> [SUPPLIED RECORDS]
# # # # # # #

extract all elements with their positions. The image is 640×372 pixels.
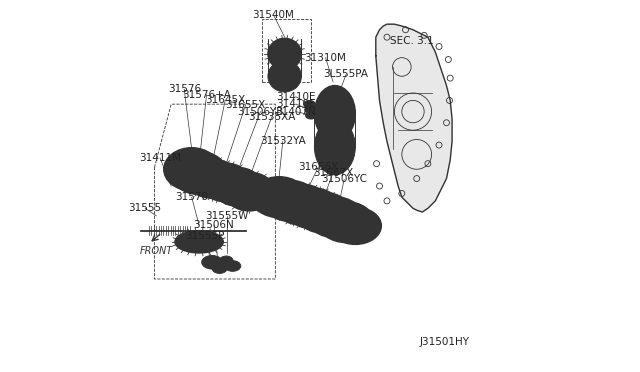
Text: 31410E: 31410E bbox=[276, 92, 316, 102]
Ellipse shape bbox=[314, 119, 355, 175]
Text: SEC. 3.1: SEC. 3.1 bbox=[390, 36, 434, 46]
Ellipse shape bbox=[212, 167, 262, 206]
Ellipse shape bbox=[207, 259, 218, 266]
Ellipse shape bbox=[307, 108, 314, 112]
Text: 31411M: 31411M bbox=[139, 153, 181, 163]
Ellipse shape bbox=[200, 163, 250, 202]
Ellipse shape bbox=[281, 190, 322, 219]
Ellipse shape bbox=[193, 164, 232, 193]
Ellipse shape bbox=[270, 187, 310, 215]
Ellipse shape bbox=[224, 172, 275, 211]
Text: 31576: 31576 bbox=[168, 84, 201, 94]
Text: 31555W: 31555W bbox=[205, 211, 249, 221]
Ellipse shape bbox=[307, 197, 363, 238]
Text: 3L555PA: 3L555PA bbox=[324, 70, 369, 79]
Ellipse shape bbox=[268, 38, 301, 70]
Text: 31655X: 31655X bbox=[225, 100, 266, 110]
Text: 31667X: 31667X bbox=[313, 168, 353, 178]
Ellipse shape bbox=[305, 112, 317, 119]
Text: 31532YA: 31532YA bbox=[260, 137, 306, 146]
Text: 31570: 31570 bbox=[175, 192, 208, 202]
Ellipse shape bbox=[230, 177, 269, 206]
Ellipse shape bbox=[228, 263, 237, 269]
Ellipse shape bbox=[225, 261, 241, 271]
Ellipse shape bbox=[268, 61, 301, 92]
Text: 31576+A: 31576+A bbox=[182, 90, 231, 100]
Text: J31501HY: J31501HY bbox=[420, 337, 470, 347]
Ellipse shape bbox=[175, 231, 223, 253]
Ellipse shape bbox=[206, 168, 244, 196]
Text: 31645X: 31645X bbox=[205, 96, 245, 105]
Text: 31407N: 31407N bbox=[275, 107, 316, 116]
Ellipse shape bbox=[251, 177, 307, 218]
Ellipse shape bbox=[223, 176, 252, 197]
Ellipse shape bbox=[314, 86, 355, 141]
Ellipse shape bbox=[172, 151, 227, 195]
Ellipse shape bbox=[186, 159, 238, 198]
Ellipse shape bbox=[296, 192, 351, 233]
Ellipse shape bbox=[307, 102, 312, 106]
Ellipse shape bbox=[202, 256, 223, 269]
Text: 31506N: 31506N bbox=[194, 220, 234, 230]
Ellipse shape bbox=[330, 207, 381, 244]
Ellipse shape bbox=[170, 153, 214, 186]
Ellipse shape bbox=[259, 183, 300, 211]
Ellipse shape bbox=[324, 98, 346, 129]
Ellipse shape bbox=[273, 184, 330, 225]
Text: 31555: 31555 bbox=[129, 203, 162, 213]
Ellipse shape bbox=[340, 215, 370, 236]
Ellipse shape bbox=[305, 106, 316, 113]
Ellipse shape bbox=[212, 264, 227, 273]
Text: 31540M: 31540M bbox=[253, 10, 294, 20]
Ellipse shape bbox=[187, 236, 211, 247]
Ellipse shape bbox=[262, 180, 318, 221]
Ellipse shape bbox=[220, 256, 233, 265]
Ellipse shape bbox=[276, 46, 293, 62]
Ellipse shape bbox=[304, 100, 315, 108]
Ellipse shape bbox=[303, 199, 344, 227]
Ellipse shape bbox=[164, 148, 220, 191]
Ellipse shape bbox=[223, 258, 230, 263]
Ellipse shape bbox=[285, 188, 340, 229]
Text: 31506YB: 31506YB bbox=[237, 107, 284, 116]
Ellipse shape bbox=[308, 113, 314, 117]
Text: FRONT: FRONT bbox=[140, 246, 173, 256]
Text: 31555P: 31555P bbox=[185, 231, 225, 241]
Ellipse shape bbox=[326, 208, 367, 236]
Text: 31410E: 31410E bbox=[276, 99, 316, 109]
Ellipse shape bbox=[216, 266, 223, 271]
Ellipse shape bbox=[318, 202, 374, 243]
Ellipse shape bbox=[314, 203, 355, 231]
Text: 31310M: 31310M bbox=[305, 53, 346, 62]
Ellipse shape bbox=[177, 156, 221, 190]
Text: 31666X: 31666X bbox=[298, 163, 339, 172]
Text: 31506YC: 31506YC bbox=[321, 174, 367, 184]
Polygon shape bbox=[376, 24, 452, 212]
Text: 31535XA: 31535XA bbox=[248, 112, 295, 122]
Ellipse shape bbox=[292, 194, 333, 222]
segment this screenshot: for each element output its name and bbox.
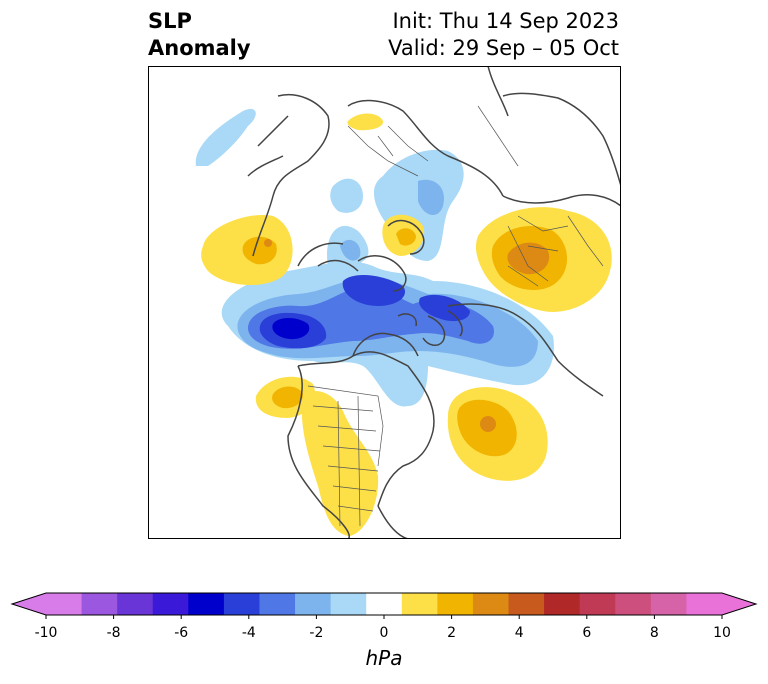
positive-anomaly-regions (201, 113, 612, 536)
colorbar-tick-label: -6 (174, 625, 189, 641)
colorbar-tick-label: 10 (713, 625, 731, 641)
coastlines (247, 66, 621, 539)
valid-dates: Valid: 29 Sep – 05 Oct (388, 36, 619, 60)
colorbar-extend-min (12, 593, 46, 615)
colorbar-swatch (615, 593, 652, 615)
colorbar-tick-label: -4 (241, 625, 256, 641)
colorbar-swatch (46, 593, 83, 615)
colorbar-swatch (259, 593, 296, 615)
map-frame (148, 66, 621, 539)
colorbar-tick-label: -10 (34, 625, 58, 641)
colorbar-tick-label: 8 (649, 625, 659, 641)
chart-title: SLP Anomaly (148, 8, 251, 62)
colorbar-swatch (472, 593, 510, 615)
colorbar-tick-label: 2 (447, 625, 457, 641)
colorbar-swatch (544, 593, 581, 615)
colorbar-tick-label: 6 (582, 625, 592, 641)
colorbar-tick-label: -8 (106, 625, 121, 641)
title-line-1: SLP (148, 9, 192, 33)
colorbar-tick-label: -2 (309, 625, 324, 641)
colorbar-tick-label: 0 (379, 625, 389, 641)
colorbar-tick-label: 4 (514, 625, 524, 641)
forecast-dates: Init: Thu 14 Sep 2023 Valid: 29 Sep – 05… (388, 8, 619, 62)
colorbar-swatch (579, 593, 616, 615)
colorbar-swatch (223, 593, 260, 615)
init-date: Init: Thu 14 Sep 2023 (392, 9, 619, 33)
country-borders (307, 105, 604, 527)
colorbar-swatch (81, 593, 118, 615)
colorbar-swatch (152, 593, 189, 615)
colorbar-swatch (508, 593, 545, 615)
colorbar-swatch (295, 593, 332, 615)
colorbar-unit: hPa (365, 646, 403, 670)
colorbar-swatch (437, 593, 474, 615)
colorbar (10, 592, 758, 619)
colorbar-swatch (330, 593, 367, 615)
colorbar-swatch (117, 593, 154, 615)
colorbar-swatch (366, 593, 403, 615)
colorbar-swatch (188, 593, 225, 615)
title-line-2: Anomaly (148, 36, 251, 60)
colorbar-swatch (686, 593, 723, 615)
colorbar-extend-max (722, 593, 756, 615)
colorbar-swatch (650, 593, 687, 615)
anomaly-map (148, 66, 621, 539)
colorbar-swatch (401, 593, 438, 615)
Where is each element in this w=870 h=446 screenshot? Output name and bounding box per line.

# # # # # # #

Copy out every line of the listing above word for word, leaving out the pictures.

> [RESULT OF THIS TASK]
extract all elements with their positions. The image is 640×372 pixels.
Text: 31410E: 31410E bbox=[276, 92, 316, 102]
Ellipse shape bbox=[314, 119, 355, 175]
Text: SEC. 3.1: SEC. 3.1 bbox=[390, 36, 434, 46]
Ellipse shape bbox=[212, 167, 262, 206]
Ellipse shape bbox=[207, 259, 218, 266]
Ellipse shape bbox=[307, 108, 314, 112]
Text: 31411M: 31411M bbox=[139, 153, 181, 163]
Ellipse shape bbox=[200, 163, 250, 202]
Ellipse shape bbox=[281, 190, 322, 219]
Ellipse shape bbox=[193, 164, 232, 193]
Ellipse shape bbox=[270, 187, 310, 215]
Ellipse shape bbox=[224, 172, 275, 211]
Text: 31576: 31576 bbox=[168, 84, 201, 94]
Text: 31555W: 31555W bbox=[205, 211, 249, 221]
Ellipse shape bbox=[307, 197, 363, 238]
Text: 3L555PA: 3L555PA bbox=[324, 70, 369, 79]
Ellipse shape bbox=[268, 38, 301, 70]
Text: 31655X: 31655X bbox=[225, 100, 266, 110]
Text: 31667X: 31667X bbox=[313, 168, 353, 178]
Ellipse shape bbox=[305, 112, 317, 119]
Text: 31532YA: 31532YA bbox=[260, 137, 306, 146]
Text: 31570: 31570 bbox=[175, 192, 208, 202]
Ellipse shape bbox=[230, 177, 269, 206]
Ellipse shape bbox=[228, 263, 237, 269]
Ellipse shape bbox=[225, 261, 241, 271]
Ellipse shape bbox=[268, 61, 301, 92]
Text: 31576+A: 31576+A bbox=[182, 90, 231, 100]
Text: J31501HY: J31501HY bbox=[420, 337, 470, 347]
Ellipse shape bbox=[175, 231, 223, 253]
Ellipse shape bbox=[206, 168, 244, 196]
Text: 31645X: 31645X bbox=[205, 96, 245, 105]
Text: 31407N: 31407N bbox=[275, 107, 316, 116]
Ellipse shape bbox=[251, 177, 307, 218]
Ellipse shape bbox=[223, 176, 252, 197]
Ellipse shape bbox=[314, 86, 355, 141]
Ellipse shape bbox=[172, 151, 227, 195]
Ellipse shape bbox=[186, 159, 238, 198]
Ellipse shape bbox=[296, 192, 351, 233]
Ellipse shape bbox=[307, 102, 312, 106]
Ellipse shape bbox=[202, 256, 223, 269]
Text: 31506N: 31506N bbox=[194, 220, 234, 230]
Ellipse shape bbox=[330, 207, 381, 244]
Ellipse shape bbox=[170, 153, 214, 186]
Ellipse shape bbox=[259, 183, 300, 211]
Ellipse shape bbox=[324, 98, 346, 129]
Ellipse shape bbox=[273, 184, 330, 225]
Text: 31555: 31555 bbox=[129, 203, 162, 213]
Ellipse shape bbox=[340, 215, 370, 236]
Ellipse shape bbox=[305, 106, 316, 113]
Ellipse shape bbox=[212, 264, 227, 273]
Text: 31540M: 31540M bbox=[253, 10, 294, 20]
Ellipse shape bbox=[187, 236, 211, 247]
Ellipse shape bbox=[262, 180, 318, 221]
Ellipse shape bbox=[220, 256, 233, 265]
Ellipse shape bbox=[276, 46, 293, 62]
Ellipse shape bbox=[304, 100, 315, 108]
Ellipse shape bbox=[303, 199, 344, 227]
Ellipse shape bbox=[164, 148, 220, 191]
Ellipse shape bbox=[223, 258, 230, 263]
Ellipse shape bbox=[285, 188, 340, 229]
Text: 31506YB: 31506YB bbox=[237, 107, 284, 116]
Ellipse shape bbox=[308, 113, 314, 117]
Text: FRONT: FRONT bbox=[140, 246, 173, 256]
Text: 31555P: 31555P bbox=[185, 231, 225, 241]
Ellipse shape bbox=[326, 208, 367, 236]
Text: 31410E: 31410E bbox=[276, 99, 316, 109]
Ellipse shape bbox=[216, 266, 223, 271]
Ellipse shape bbox=[318, 202, 374, 243]
Ellipse shape bbox=[314, 203, 355, 231]
Text: 31310M: 31310M bbox=[305, 53, 346, 62]
Ellipse shape bbox=[177, 156, 221, 190]
Text: 31666X: 31666X bbox=[298, 163, 339, 172]
Text: 31506YC: 31506YC bbox=[321, 174, 367, 184]
Polygon shape bbox=[376, 24, 452, 212]
Text: 31535XA: 31535XA bbox=[248, 112, 295, 122]
Ellipse shape bbox=[292, 194, 333, 222]
segment this screenshot: for each element output its name and bbox.
positive-anomaly-regions (201, 113, 612, 536)
colorbar-tick-label: -6 (174, 625, 189, 641)
colorbar-tick-label: 10 (713, 625, 731, 641)
coastlines (247, 66, 621, 539)
valid-dates: Valid: 29 Sep – 05 Oct (388, 36, 619, 60)
colorbar-extend-min (12, 593, 46, 615)
colorbar-swatch (615, 593, 652, 615)
colorbar-tick-label: -4 (241, 625, 256, 641)
colorbar-swatch (46, 593, 83, 615)
colorbar-swatch (259, 593, 296, 615)
map-frame (148, 66, 621, 539)
colorbar-tick-label: -10 (34, 625, 58, 641)
colorbar-tick-label: 8 (649, 625, 659, 641)
chart-title: SLP Anomaly (148, 8, 251, 62)
colorbar-swatch (472, 593, 510, 615)
colorbar-tick-label: 2 (447, 625, 457, 641)
colorbar-swatch (544, 593, 581, 615)
colorbar-tick-label: 6 (582, 625, 592, 641)
colorbar-tick-label: -8 (106, 625, 121, 641)
title-line-1: SLP (148, 9, 192, 33)
colorbar-tick-label: -2 (309, 625, 324, 641)
colorbar-tick-label: 0 (379, 625, 389, 641)
colorbar-tick-label: 4 (514, 625, 524, 641)
forecast-dates: Init: Thu 14 Sep 2023 Valid: 29 Sep – 05… (388, 8, 619, 62)
colorbar-swatch (579, 593, 616, 615)
colorbar-swatch (223, 593, 260, 615)
init-date: Init: Thu 14 Sep 2023 (392, 9, 619, 33)
country-borders (307, 105, 604, 527)
colorbar-swatch (81, 593, 118, 615)
colorbar-swatch (152, 593, 189, 615)
colorbar-swatch (508, 593, 545, 615)
colorbar-swatch (295, 593, 332, 615)
colorbar-unit: hPa (365, 646, 403, 670)
colorbar-swatch (437, 593, 474, 615)
colorbar (10, 592, 758, 619)
colorbar-swatch (330, 593, 367, 615)
colorbar-swatch (117, 593, 154, 615)
colorbar-swatch (366, 593, 403, 615)
colorbar-swatch (188, 593, 225, 615)
title-line-2: Anomaly (148, 36, 251, 60)
colorbar-swatch (686, 593, 723, 615)
colorbar-extend-max (722, 593, 756, 615)
colorbar-swatch (650, 593, 687, 615)
anomaly-map (148, 66, 621, 539)
colorbar-swatch (401, 593, 438, 615)
Where is each element in this w=870 h=446 screenshot? Output name and bounding box per line.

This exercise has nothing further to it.